> **PROBLEM**
Leave the pictures out and print every record below exactly as it stands.

> **DATA LINES**
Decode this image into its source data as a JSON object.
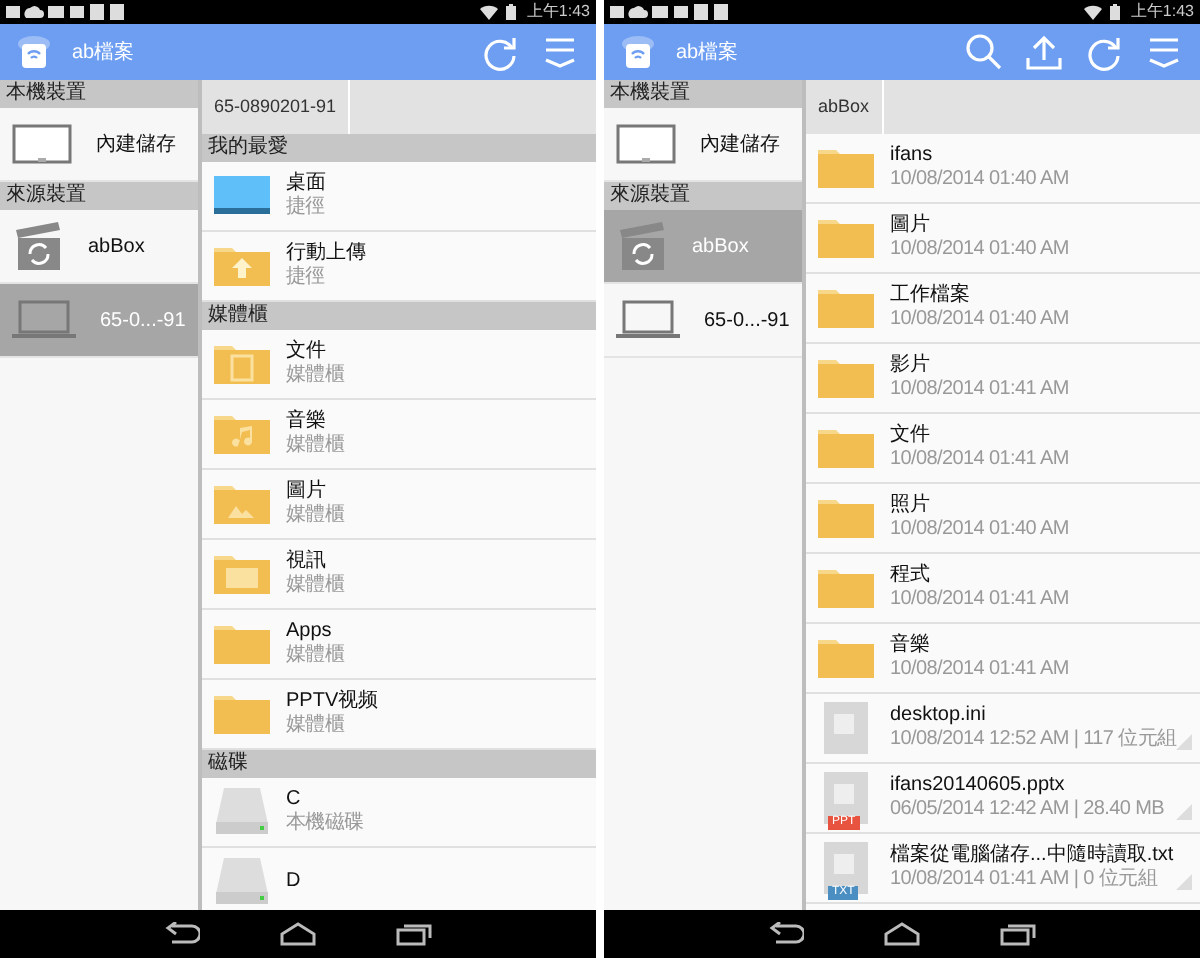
{
  "screens": [
    {
      "status": {
        "time": "上午1:43"
      },
      "app_bar": {
        "title": "ab檔案",
        "actions": [
          {
            "kind": "refresh"
          },
          {
            "kind": "menu"
          }
        ]
      },
      "sidebar": [
        {
          "kind": "header",
          "label": "本機裝置"
        },
        {
          "kind": "tablet",
          "label": "內建儲存",
          "selected": false
        },
        {
          "kind": "header",
          "label": "來源裝置"
        },
        {
          "kind": "box",
          "label": "abBox",
          "selected": false
        },
        {
          "kind": "laptop",
          "label": "65-0...-91",
          "selected": true
        }
      ],
      "breadcrumb": "65-0890201-91",
      "list": [
        {
          "kind": "header",
          "label": "我的最愛"
        },
        {
          "kind": "desktop",
          "name": "桌面",
          "detail": "捷徑"
        },
        {
          "kind": "folder-upload",
          "name": "行動上傳",
          "detail": "捷徑"
        },
        {
          "kind": "header",
          "label": "媒體櫃"
        },
        {
          "kind": "folder-doc",
          "name": "文件",
          "detail": "媒體櫃"
        },
        {
          "kind": "folder-music",
          "name": "音樂",
          "detail": "媒體櫃"
        },
        {
          "kind": "folder-image",
          "name": "圖片",
          "detail": "媒體櫃"
        },
        {
          "kind": "folder-video",
          "name": "視訊",
          "detail": "媒體櫃"
        },
        {
          "kind": "folder",
          "name": "Apps",
          "detail": "媒體櫃"
        },
        {
          "kind": "folder",
          "name": "PPTV视频",
          "detail": "媒體櫃"
        },
        {
          "kind": "header",
          "label": "磁碟"
        },
        {
          "kind": "drive",
          "name": "C",
          "detail": "本機磁碟"
        },
        {
          "kind": "drive",
          "name": "D"
        }
      ]
    },
    {
      "status": {
        "time": "上午1:43"
      },
      "app_bar": {
        "title": "ab檔案",
        "actions": [
          {
            "kind": "search"
          },
          {
            "kind": "upload"
          },
          {
            "kind": "refresh"
          },
          {
            "kind": "menu"
          }
        ]
      },
      "sidebar": [
        {
          "kind": "header",
          "label": "本機裝置"
        },
        {
          "kind": "tablet",
          "label": "內建儲存",
          "selected": false
        },
        {
          "kind": "header",
          "label": "來源裝置"
        },
        {
          "kind": "box",
          "label": "abBox",
          "selected": true
        },
        {
          "kind": "laptop",
          "label": "65-0...-91",
          "selected": false
        }
      ],
      "breadcrumb": "abBox",
      "list": [
        {
          "kind": "folder",
          "name": "ifans",
          "detail": "10/08/2014 01:40 AM"
        },
        {
          "kind": "folder",
          "name": "圖片",
          "detail": "10/08/2014 01:40 AM"
        },
        {
          "kind": "folder",
          "name": "工作檔案",
          "detail": "10/08/2014 01:40 AM"
        },
        {
          "kind": "folder",
          "name": "影片",
          "detail": "10/08/2014 01:41 AM"
        },
        {
          "kind": "folder",
          "name": "文件",
          "detail": "10/08/2014 01:41 AM"
        },
        {
          "kind": "folder",
          "name": "照片",
          "detail": "10/08/2014 01:40 AM"
        },
        {
          "kind": "folder",
          "name": "程式",
          "detail": "10/08/2014 01:41 AM"
        },
        {
          "kind": "folder",
          "name": "音樂",
          "detail": "10/08/2014 01:41 AM"
        },
        {
          "kind": "file",
          "name": "desktop.ini",
          "detail": "10/08/2014 12:52 AM | 117 位元組"
        },
        {
          "kind": "file",
          "name": "ifans20140605.pptx",
          "detail": "06/05/2014 12:42 AM | 28.40 MB",
          "badge": {
            "text": "PPT",
            "color": "#e8533f"
          }
        },
        {
          "kind": "file",
          "name": "檔案從電腦儲存...中隨時讀取.txt",
          "detail": "10/08/2014 01:41 AM | 0 位元組",
          "badge": {
            "text": "TXT",
            "color": "#4a8ec2"
          }
        }
      ]
    }
  ]
}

> **RESPONSE BELOW**
Decode this image into its source data as a JSON object.
{
  "screens": [
    {
      "status": {
        "time": "上午1:43"
      },
      "app_bar": {
        "title": "ab檔案",
        "actions": [
          {
            "kind": "refresh"
          },
          {
            "kind": "menu"
          }
        ]
      },
      "sidebar": [
        {
          "kind": "header",
          "label": "本機裝置"
        },
        {
          "kind": "tablet",
          "label": "內建儲存",
          "selected": false
        },
        {
          "kind": "header",
          "label": "來源裝置"
        },
        {
          "kind": "box",
          "label": "abBox",
          "selected": false
        },
        {
          "kind": "laptop",
          "label": "65-0...-91",
          "selected": true
        }
      ],
      "breadcrumb": "65-0890201-91",
      "list": [
        {
          "kind": "header",
          "label": "我的最愛"
        },
        {
          "kind": "desktop",
          "name": "桌面",
          "detail": "捷徑"
        },
        {
          "kind": "folder-upload",
          "name": "行動上傳",
          "detail": "捷徑"
        },
        {
          "kind": "header",
          "label": "媒體櫃"
        },
        {
          "kind": "folder-doc",
          "name": "文件",
          "detail": "媒體櫃"
        },
        {
          "kind": "folder-music",
          "name": "音樂",
          "detail": "媒體櫃"
        },
        {
          "kind": "folder-image",
          "name": "圖片",
          "detail": "媒體櫃"
        },
        {
          "kind": "folder-video",
          "name": "視訊",
          "detail": "媒體櫃"
        },
        {
          "kind": "folder",
          "name": "Apps",
          "detail": "媒體櫃"
        },
        {
          "kind": "folder",
          "name": "PPTV视频",
          "detail": "媒體櫃"
        },
        {
          "kind": "header",
          "label": "磁碟"
        },
        {
          "kind": "drive",
          "name": "C",
          "detail": "本機磁碟"
        },
        {
          "kind": "drive",
          "name": "D"
        }
      ]
    },
    {
      "status": {
        "time": "上午1:43"
      },
      "app_bar": {
        "title": "ab檔案",
        "actions": [
          {
            "kind": "search"
          },
          {
            "kind": "upload"
          },
          {
            "kind": "refresh"
          },
          {
            "kind": "menu"
          }
        ]
      },
      "sidebar": [
        {
          "kind": "header",
          "label": "本機裝置"
        },
        {
          "kind": "tablet",
          "label": "內建儲存",
          "selected": false
        },
        {
          "kind": "header",
          "label": "來源裝置"
        },
        {
          "kind": "box",
          "label": "abBox",
          "selected": true
        },
        {
          "kind": "laptop",
          "label": "65-0...-91",
          "selected": false
        }
      ],
      "breadcrumb": "abBox",
      "list": [
        {
          "kind": "folder",
          "name": "ifans",
          "detail": "10/08/2014 01:40 AM"
        },
        {
          "kind": "folder",
          "name": "圖片",
          "detail": "10/08/2014 01:40 AM"
        },
        {
          "kind": "folder",
          "name": "工作檔案",
          "detail": "10/08/2014 01:40 AM"
        },
        {
          "kind": "folder",
          "name": "影片",
          "detail": "10/08/2014 01:41 AM"
        },
        {
          "kind": "folder",
          "name": "文件",
          "detail": "10/08/2014 01:41 AM"
        },
        {
          "kind": "folder",
          "name": "照片",
          "detail": "10/08/2014 01:40 AM"
        },
        {
          "kind": "folder",
          "name": "程式",
          "detail": "10/08/2014 01:41 AM"
        },
        {
          "kind": "folder",
          "name": "音樂",
          "detail": "10/08/2014 01:41 AM"
        },
        {
          "kind": "file",
          "name": "desktop.ini",
          "detail": "10/08/2014 12:52 AM | 117 位元組"
        },
        {
          "kind": "file",
          "name": "ifans20140605.pptx",
          "detail": "06/05/2014 12:42 AM | 28.40 MB",
          "badge": {
            "text": "PPT",
            "color": "#e8533f"
          }
        },
        {
          "kind": "file",
          "name": "檔案從電腦儲存...中隨時讀取.txt",
          "detail": "10/08/2014 01:41 AM | 0 位元組",
          "badge": {
            "text": "TXT",
            "color": "#4a8ec2"
          }
        }
      ]
    }
  ]
}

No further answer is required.